_Exercise directions_:
Transcribe every line of the material below word for word, leaving out the pictures.

-- START OF Task inputs --

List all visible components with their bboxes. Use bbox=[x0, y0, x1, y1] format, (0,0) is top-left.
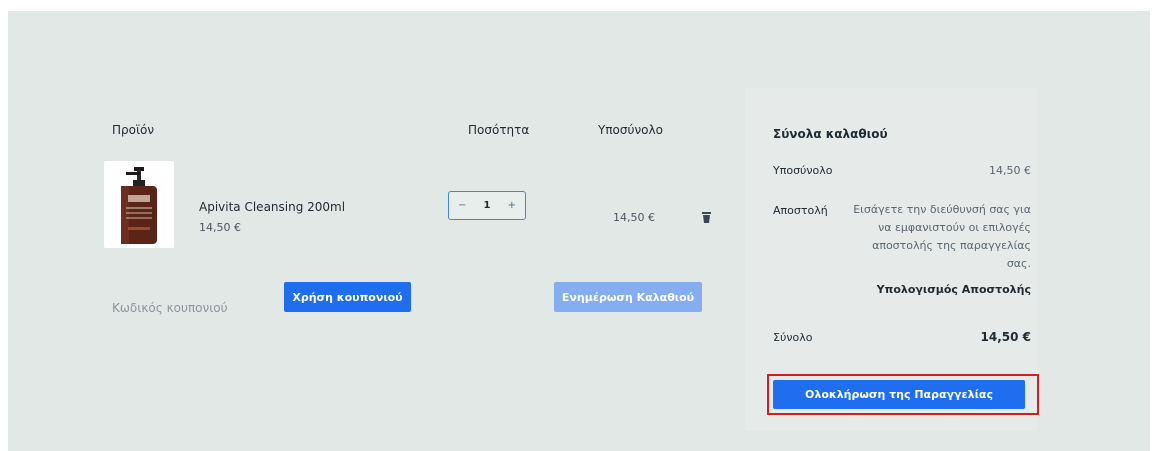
quantity-stepper[interactable]: − 1 + bbox=[448, 191, 526, 220]
total-label: Σύνολο bbox=[773, 331, 813, 344]
trash-icon[interactable] bbox=[702, 208, 711, 223]
shipping-info-text: Εισάγετε την διεύθυνσή σας για να εμφανι… bbox=[853, 203, 1031, 270]
total-value: 14,50 € bbox=[980, 330, 1031, 344]
product-price: 14,50 € bbox=[199, 221, 241, 234]
plus-icon[interactable]: + bbox=[508, 200, 516, 211]
product-name[interactable]: Apivita Cleansing 200ml bbox=[199, 200, 345, 214]
apply-coupon-button[interactable]: Χρήση κουπονιού bbox=[284, 282, 411, 312]
header-subtotal: Υποσύνολο bbox=[598, 123, 663, 137]
header-product: Προϊόν bbox=[112, 123, 155, 137]
header-quantity: Ποσότητα bbox=[468, 123, 530, 137]
quantity-value[interactable]: 1 bbox=[484, 200, 491, 211]
totals-subtotal-label: Υποσύνολο bbox=[773, 164, 833, 177]
shipping-label: Αποστολή bbox=[773, 204, 828, 217]
cart-totals-title: Σύνολα καλαθιού bbox=[773, 127, 888, 141]
checkout-button[interactable]: Ολοκλήρωση της Παραγγελίας bbox=[773, 380, 1025, 409]
coupon-input[interactable]: Κωδικός κουπονιού bbox=[112, 301, 228, 315]
update-cart-button[interactable]: Ενημέρωση Καλαθιού bbox=[554, 282, 702, 312]
totals-subtotal-value: 14,50 € bbox=[989, 164, 1031, 177]
product-image[interactable] bbox=[104, 161, 174, 248]
minus-icon[interactable]: − bbox=[458, 200, 466, 211]
calculate-shipping-link[interactable]: Υπολογισμός Αποστολής bbox=[877, 283, 1031, 296]
cleanser-bottle-image bbox=[121, 167, 157, 244]
row-subtotal: 14,50 € bbox=[613, 211, 655, 224]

-- END OF Task inputs --

_Written response_:
List all visible components with their bboxes. Use bbox=[x0, y0, x1, y1] format, (0,0) is top-left.
quantity-stepper[interactable]: − 1 + bbox=[448, 191, 526, 220]
total-label: Σύνολο bbox=[773, 331, 813, 344]
trash-icon[interactable] bbox=[702, 208, 711, 223]
shipping-info-text: Εισάγετε την διεύθυνσή σας για να εμφανι… bbox=[853, 203, 1031, 270]
total-value: 14,50 € bbox=[980, 330, 1031, 344]
product-price: 14,50 € bbox=[199, 221, 241, 234]
plus-icon[interactable]: + bbox=[508, 200, 516, 211]
product-name[interactable]: Apivita Cleansing 200ml bbox=[199, 200, 345, 214]
apply-coupon-button[interactable]: Χρήση κουπονιού bbox=[284, 282, 411, 312]
header-subtotal: Υποσύνολο bbox=[598, 123, 663, 137]
header-product: Προϊόν bbox=[112, 123, 155, 137]
header-quantity: Ποσότητα bbox=[468, 123, 530, 137]
quantity-value[interactable]: 1 bbox=[484, 200, 491, 211]
totals-subtotal-label: Υποσύνολο bbox=[773, 164, 833, 177]
shipping-label: Αποστολή bbox=[773, 204, 828, 217]
cart-totals-title: Σύνολα καλαθιού bbox=[773, 127, 888, 141]
checkout-button[interactable]: Ολοκλήρωση της Παραγγελίας bbox=[773, 380, 1025, 409]
coupon-input[interactable]: Κωδικός κουπονιού bbox=[112, 301, 228, 315]
update-cart-button[interactable]: Ενημέρωση Καλαθιού bbox=[554, 282, 702, 312]
totals-subtotal-value: 14,50 € bbox=[989, 164, 1031, 177]
product-image[interactable] bbox=[104, 161, 174, 248]
minus-icon[interactable]: − bbox=[458, 200, 466, 211]
calculate-shipping-link[interactable]: Υπολογισμός Αποστολής bbox=[877, 283, 1031, 296]
cleanser-bottle-image bbox=[121, 167, 157, 244]
row-subtotal: 14,50 € bbox=[613, 211, 655, 224]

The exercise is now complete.